Data to use:
☆ ☆ ☆
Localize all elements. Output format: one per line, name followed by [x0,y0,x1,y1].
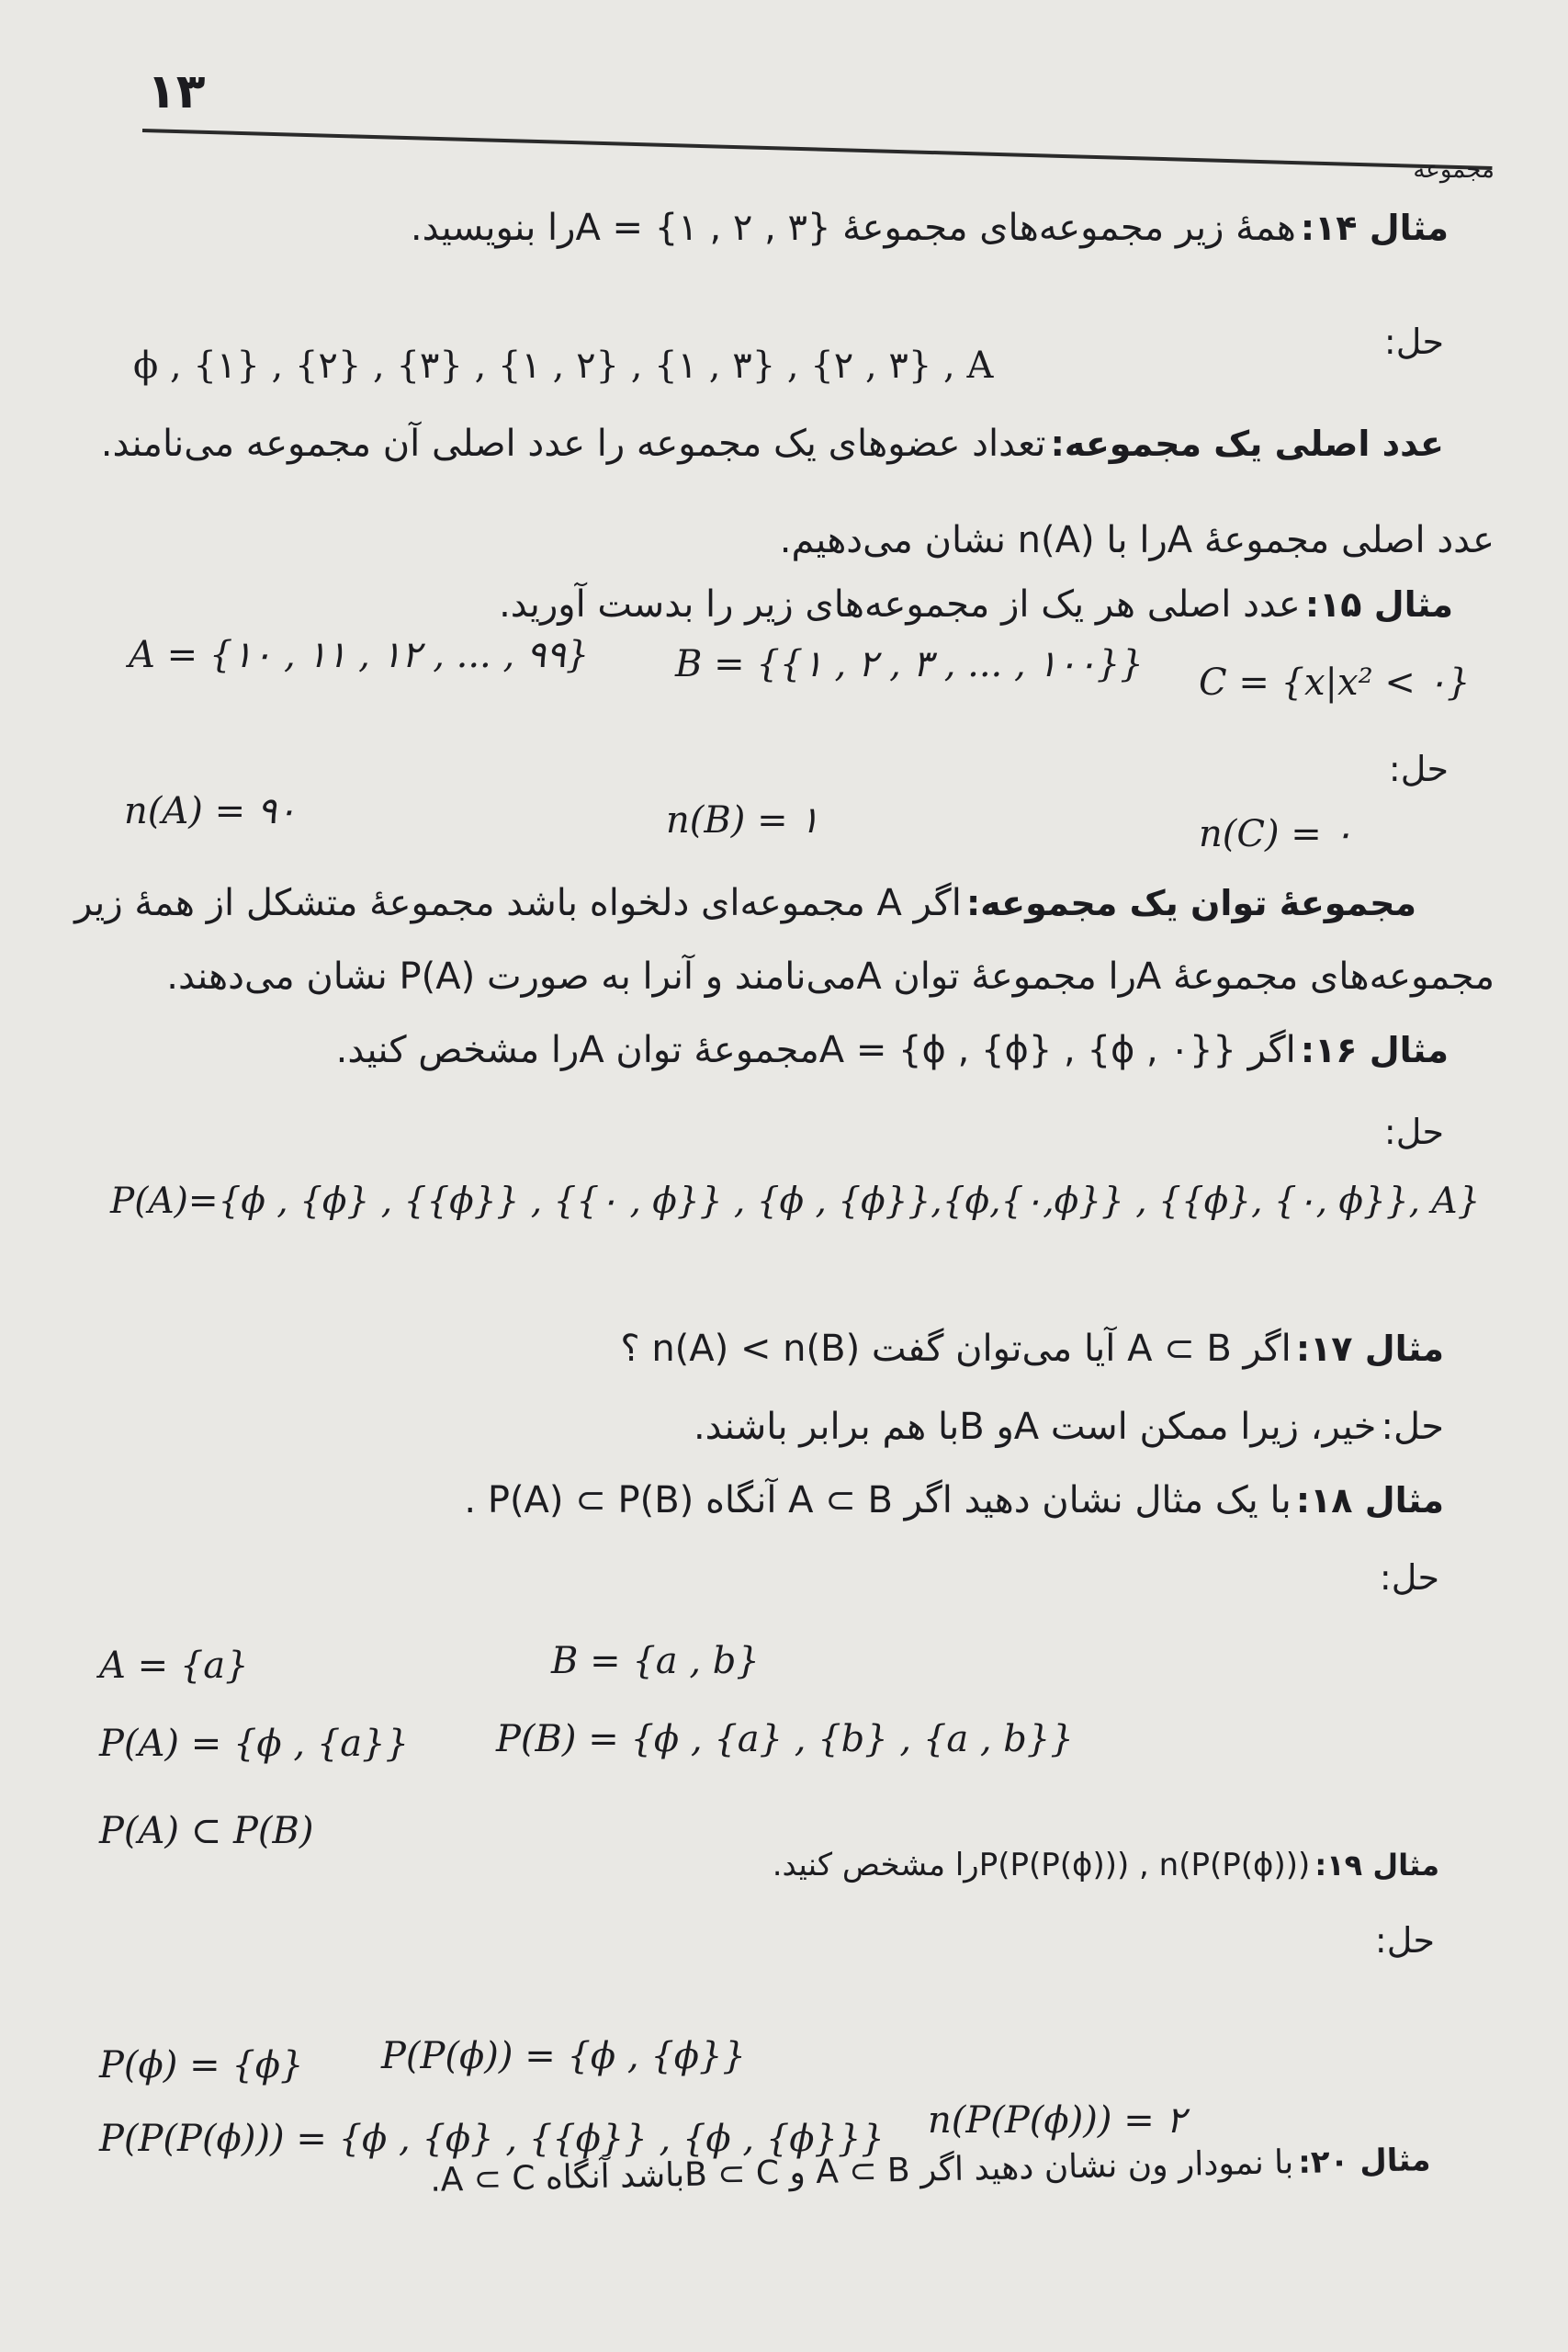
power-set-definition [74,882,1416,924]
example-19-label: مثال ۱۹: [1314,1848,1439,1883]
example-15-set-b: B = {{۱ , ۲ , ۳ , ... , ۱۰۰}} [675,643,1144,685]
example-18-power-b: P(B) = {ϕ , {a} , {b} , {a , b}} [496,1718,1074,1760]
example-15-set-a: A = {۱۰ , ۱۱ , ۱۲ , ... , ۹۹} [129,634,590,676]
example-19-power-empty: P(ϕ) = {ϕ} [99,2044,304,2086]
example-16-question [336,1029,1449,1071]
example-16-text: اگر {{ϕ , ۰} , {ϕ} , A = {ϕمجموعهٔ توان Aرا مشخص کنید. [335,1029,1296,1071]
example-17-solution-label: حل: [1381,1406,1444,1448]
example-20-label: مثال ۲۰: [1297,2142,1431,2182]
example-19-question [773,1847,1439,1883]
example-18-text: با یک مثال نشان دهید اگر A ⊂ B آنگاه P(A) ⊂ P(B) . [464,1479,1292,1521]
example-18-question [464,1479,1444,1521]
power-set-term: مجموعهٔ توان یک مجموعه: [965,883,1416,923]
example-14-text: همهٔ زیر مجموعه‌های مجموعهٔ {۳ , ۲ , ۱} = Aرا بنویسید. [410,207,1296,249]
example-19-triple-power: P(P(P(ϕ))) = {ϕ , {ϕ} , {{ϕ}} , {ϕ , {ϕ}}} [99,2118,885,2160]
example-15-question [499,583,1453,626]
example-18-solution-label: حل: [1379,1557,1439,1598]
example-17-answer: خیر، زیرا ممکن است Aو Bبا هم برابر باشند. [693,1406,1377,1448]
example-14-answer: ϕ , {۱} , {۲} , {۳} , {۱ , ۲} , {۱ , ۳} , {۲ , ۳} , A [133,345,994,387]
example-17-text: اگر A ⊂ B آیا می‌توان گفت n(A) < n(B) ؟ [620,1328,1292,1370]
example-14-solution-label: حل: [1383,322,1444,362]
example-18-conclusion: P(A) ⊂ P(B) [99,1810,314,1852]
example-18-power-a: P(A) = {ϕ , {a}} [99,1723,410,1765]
☆ ☆ ☆
Problem description: Reproduce every line of the data above word for word, leaving out the pictures.

Result for this task:
Localize all elements. Output format: one per line, name followed by [x0,y0,x1,y1].
power-set-definition [74,882,1416,924]
example-19-label: مثال ۱۹: [1314,1848,1439,1883]
example-15-set-b: B = {{۱ , ۲ , ۳ , ... , ۱۰۰}} [675,643,1144,685]
example-18-power-b: P(B) = {ϕ , {a} , {b} , {a , b}} [496,1718,1074,1760]
example-15-set-a: A = {۱۰ , ۱۱ , ۱۲ , ... , ۹۹} [129,634,590,676]
example-19-power-empty: P(ϕ) = {ϕ} [99,2044,304,2086]
example-16-question [336,1029,1449,1071]
example-16-text: اگر {{ϕ , ۰} , {ϕ} , A = {ϕمجموعهٔ توان Aرا مشخص کنید. [335,1029,1296,1071]
example-17-solution-label: حل: [1381,1406,1444,1448]
example-20-label: مثال ۲۰: [1297,2142,1431,2182]
example-19-question [773,1847,1439,1883]
example-18-text: با یک مثال نشان دهید اگر A ⊂ B آنگاه P(A) ⊂ P(B) . [464,1479,1292,1521]
example-18-question [464,1479,1444,1521]
power-set-term: مجموعهٔ توان یک مجموعه: [965,883,1416,923]
example-14-text: همهٔ زیر مجموعه‌های مجموعهٔ {۳ , ۲ , ۱} = Aرا بنویسید. [410,207,1296,249]
example-19-triple-power: P(P(P(ϕ))) = {ϕ , {ϕ} , {{ϕ}} , {ϕ , {ϕ}}} [99,2118,885,2160]
example-15-question [499,583,1453,626]
example-18-solution-label: حل: [1379,1557,1439,1598]
example-17-answer: خیر، زیرا ممکن است Aو Bبا هم برابر باشند. [693,1406,1377,1448]
example-14-answer: ϕ , {۱} , {۲} , {۳} , {۱ , ۲} , {۱ , ۳} , {۲ , ۳} , A [133,345,994,387]
example-17-text: اگر A ⊂ B آیا می‌توان گفت n(A) < n(B) ؟ [620,1328,1292,1370]
example-14-solution-label: حل: [1383,322,1444,362]
example-18-conclusion: P(A) ⊂ P(B) [99,1810,314,1852]
example-18-power-a: P(A) = {ϕ , {a}} [99,1723,410,1765]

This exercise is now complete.